§ TEXT PROVIDED:
>> START
The suggested structure of your compiler (CAMLE: Compiler to Abstract Machine for Language Engineering) is a pipeline of five phases, all of which could be implemented in ANTLR; for example:
lex.g Lexical analysis An ANTLR Lexer class that produces a stream of tokens.
syn.g Syntax analysis An ANTLR Parser class that produces an abstract syntax tree (an ANTLR AST).
sem.g Semantic analysis An ANTLR TreeParser class that transforms an abstract syntax tree (an ANTLR AST) to another abstract syntax tree (ANTLR AST).
irt.g IR tree construction An ANTLR TreeParser class that transforms an abstract syntax tree (an ANTLR AST) to an IR tree (also an ANTLR AST).
cg.g Code generation An ANTLR TreeParser class that consumes an IR tree (an ANTLR AST) and prints assembly code to a file.
If you prefer, you can replace the ANTLR components sem.g, irt.g, and cg.g by Java code that does the same job.

You can try compiling and running this skeleton compiler. It consists of each of the five files listed above, some Java source files, and a main program, camle.java that links them all together. This compiler is for a very simple subset of the specified programming language that includes only writeln statements and write statements with string parameters.

To compile the compiler:

antlr lex.g
antlr syn.g
antlr sem.g
antlr irt.g
antlr cg.g
antlr *.java
To run the compiler on the supplied example program, hello.le:
antlr camle hello.le
The normal behaviour of the compiler is to generate assembly code in a file ending in ".ass", e.g., hello.ass. Alternatively, if one of the options -lex, -syn, -sem, -irt is included before the filename, the compiler will instead display (to stdout) the output of the specified phase and then stop. E.g., to display the IR tree generated:
antlr camle -irt hello.le
To help understand the structure of the trees displayed by ANTLR, you can pipe them through the disptree program. E.g.:
antlr camle -syn test0.le | disptree
antlr camle -irt hello.le | disptree
The assignment

This assignment has four parts, described below. The structure of the whole assignment is shown here:
Part 1 Lexical lex.g Whole language
Part 2 Syntax syn.g Whole language
Part 3 Rest sem.g IC RC OP IV RV W A R C L
irt.g
cg.g
Part 4 Extras Whole language
A set of test programs is provided, to enable you to test your compiler and demonstrate that it works.

Part 1: Lexical analysis

Implement the lexical analysis phase, lex.g, for the complete programming language. You can assume that programs contain only valid tokens (i.e., no error handling is needed at this stage).
Test your compiler on the test program test0.le, which illustrates all types of token of the language.
>> END
§ PROVIDED INFORMATION:
>> START
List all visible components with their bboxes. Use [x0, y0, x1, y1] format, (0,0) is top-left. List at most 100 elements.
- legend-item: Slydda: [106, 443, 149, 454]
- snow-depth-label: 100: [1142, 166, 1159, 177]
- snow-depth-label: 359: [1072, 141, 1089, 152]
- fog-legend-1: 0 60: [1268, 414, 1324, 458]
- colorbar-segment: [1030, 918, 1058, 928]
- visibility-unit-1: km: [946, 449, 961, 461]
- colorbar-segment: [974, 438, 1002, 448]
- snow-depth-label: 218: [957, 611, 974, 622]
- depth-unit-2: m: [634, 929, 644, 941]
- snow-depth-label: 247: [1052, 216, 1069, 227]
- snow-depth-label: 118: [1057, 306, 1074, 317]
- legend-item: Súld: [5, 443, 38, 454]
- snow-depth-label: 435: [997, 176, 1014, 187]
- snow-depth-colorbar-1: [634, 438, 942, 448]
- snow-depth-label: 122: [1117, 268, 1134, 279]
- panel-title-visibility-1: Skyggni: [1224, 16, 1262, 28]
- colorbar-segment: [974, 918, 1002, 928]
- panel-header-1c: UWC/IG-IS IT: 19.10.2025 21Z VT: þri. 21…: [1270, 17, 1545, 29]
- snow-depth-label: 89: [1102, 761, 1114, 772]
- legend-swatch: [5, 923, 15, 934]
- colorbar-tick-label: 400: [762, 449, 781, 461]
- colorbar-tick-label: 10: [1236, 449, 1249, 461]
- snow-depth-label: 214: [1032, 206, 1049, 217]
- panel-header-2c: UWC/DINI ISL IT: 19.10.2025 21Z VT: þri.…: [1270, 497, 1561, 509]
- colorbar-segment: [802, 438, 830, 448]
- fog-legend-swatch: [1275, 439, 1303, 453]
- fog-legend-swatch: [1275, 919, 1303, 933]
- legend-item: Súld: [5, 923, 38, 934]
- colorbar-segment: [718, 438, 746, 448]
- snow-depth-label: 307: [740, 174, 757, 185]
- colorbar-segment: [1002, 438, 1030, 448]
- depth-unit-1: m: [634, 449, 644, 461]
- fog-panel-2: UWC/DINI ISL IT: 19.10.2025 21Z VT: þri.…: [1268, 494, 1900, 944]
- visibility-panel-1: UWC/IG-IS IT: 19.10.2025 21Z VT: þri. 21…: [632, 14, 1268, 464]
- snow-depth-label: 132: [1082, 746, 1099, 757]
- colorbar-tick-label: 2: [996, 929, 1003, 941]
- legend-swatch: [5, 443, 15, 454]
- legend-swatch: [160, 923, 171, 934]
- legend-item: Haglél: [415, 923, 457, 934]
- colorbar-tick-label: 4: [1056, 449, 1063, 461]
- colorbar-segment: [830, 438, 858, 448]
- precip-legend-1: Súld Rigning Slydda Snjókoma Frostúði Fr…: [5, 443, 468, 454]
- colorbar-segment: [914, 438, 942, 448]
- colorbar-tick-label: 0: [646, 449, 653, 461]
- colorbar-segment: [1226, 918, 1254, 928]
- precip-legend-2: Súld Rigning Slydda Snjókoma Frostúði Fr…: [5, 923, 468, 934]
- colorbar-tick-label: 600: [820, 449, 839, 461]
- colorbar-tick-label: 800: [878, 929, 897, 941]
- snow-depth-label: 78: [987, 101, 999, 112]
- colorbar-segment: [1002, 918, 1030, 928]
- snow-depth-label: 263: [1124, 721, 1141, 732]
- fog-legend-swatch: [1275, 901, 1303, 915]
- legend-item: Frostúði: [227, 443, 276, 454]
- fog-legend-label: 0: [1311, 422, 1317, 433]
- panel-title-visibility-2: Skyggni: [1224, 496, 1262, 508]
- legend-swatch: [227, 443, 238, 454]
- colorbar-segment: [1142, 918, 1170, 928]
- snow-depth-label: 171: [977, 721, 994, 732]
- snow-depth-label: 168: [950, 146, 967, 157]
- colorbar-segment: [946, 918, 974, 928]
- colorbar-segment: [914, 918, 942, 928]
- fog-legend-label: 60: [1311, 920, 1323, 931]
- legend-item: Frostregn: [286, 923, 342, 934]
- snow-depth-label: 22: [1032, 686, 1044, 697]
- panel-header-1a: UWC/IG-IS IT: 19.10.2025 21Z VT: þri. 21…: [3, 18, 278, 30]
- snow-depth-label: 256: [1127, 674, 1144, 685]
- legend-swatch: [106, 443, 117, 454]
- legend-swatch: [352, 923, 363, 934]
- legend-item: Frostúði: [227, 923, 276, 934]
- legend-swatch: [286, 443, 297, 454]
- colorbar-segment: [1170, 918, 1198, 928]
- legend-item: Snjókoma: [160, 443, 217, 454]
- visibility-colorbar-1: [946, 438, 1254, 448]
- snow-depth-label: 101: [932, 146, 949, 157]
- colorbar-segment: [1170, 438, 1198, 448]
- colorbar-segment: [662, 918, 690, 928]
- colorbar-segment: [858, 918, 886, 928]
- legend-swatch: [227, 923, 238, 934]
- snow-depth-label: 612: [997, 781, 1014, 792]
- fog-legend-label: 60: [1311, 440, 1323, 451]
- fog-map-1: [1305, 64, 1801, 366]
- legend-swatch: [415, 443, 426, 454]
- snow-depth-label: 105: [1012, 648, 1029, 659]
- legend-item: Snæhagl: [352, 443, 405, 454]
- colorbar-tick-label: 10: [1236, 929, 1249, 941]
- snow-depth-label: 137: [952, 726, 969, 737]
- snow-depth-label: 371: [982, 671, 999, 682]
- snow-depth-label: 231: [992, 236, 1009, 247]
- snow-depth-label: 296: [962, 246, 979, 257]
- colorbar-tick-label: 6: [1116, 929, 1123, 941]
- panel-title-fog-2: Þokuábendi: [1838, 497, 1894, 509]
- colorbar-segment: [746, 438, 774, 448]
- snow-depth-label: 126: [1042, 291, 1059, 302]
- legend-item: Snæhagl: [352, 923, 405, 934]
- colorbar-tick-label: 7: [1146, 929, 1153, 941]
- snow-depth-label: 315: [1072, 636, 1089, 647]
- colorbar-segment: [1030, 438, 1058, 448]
>> END
§ EXERCISES:
a) Answer these about the compiler assignment text:
(i) What does the normal output file's name end in?
(ii) What kind of ANTLR class is syn.g, and what does it produce?
(iii) Which test program illustrates all types of token of the language?
b) Write the next part of the compiler assignment text, picking up after its last sentence.
The data have no connection to the compiler assignment text.

§ RESPONSES:
a)
(i) ".ass"
(ii) A Parser class that produces an abstract syntax tree (an ANTLR AST).
(iii) test0.le

b)
You can proceed to Part 2 even if Part 1 is not fully working. However, Part 1 will need to work before Part 2 can be completed.

Part 2: Syntax analysis

Implement the syntax analysis phase, syn.g, for the complete programming language. You can assume that programs contain only valid syntax (i.e., no error handling is needed at this stage).
Test your compiler on the test program test0.le, which illustrates all syntactic constructs of the language.

You can proceed to Part 3 even if Part 2 is not fully working. However, Part 2 will need to work before Part 3 can be completed.

Part 3: Semantic analysis and code generation

Part 3 comprises all remaining phases of the compiler after syntax analysis. This part is broken down by language feature: you should implement each language feature in turn, by extending sem.g, irt.g, and cg.g to handle that language feature. This requires repeatedly extending these three modules to implement the whole language. When you add a new feature, you might need to modify your existing implementation, even of the lex.g and syn.g modules. You can assume that programs are correct (i.e., no error handling is needed at this stage).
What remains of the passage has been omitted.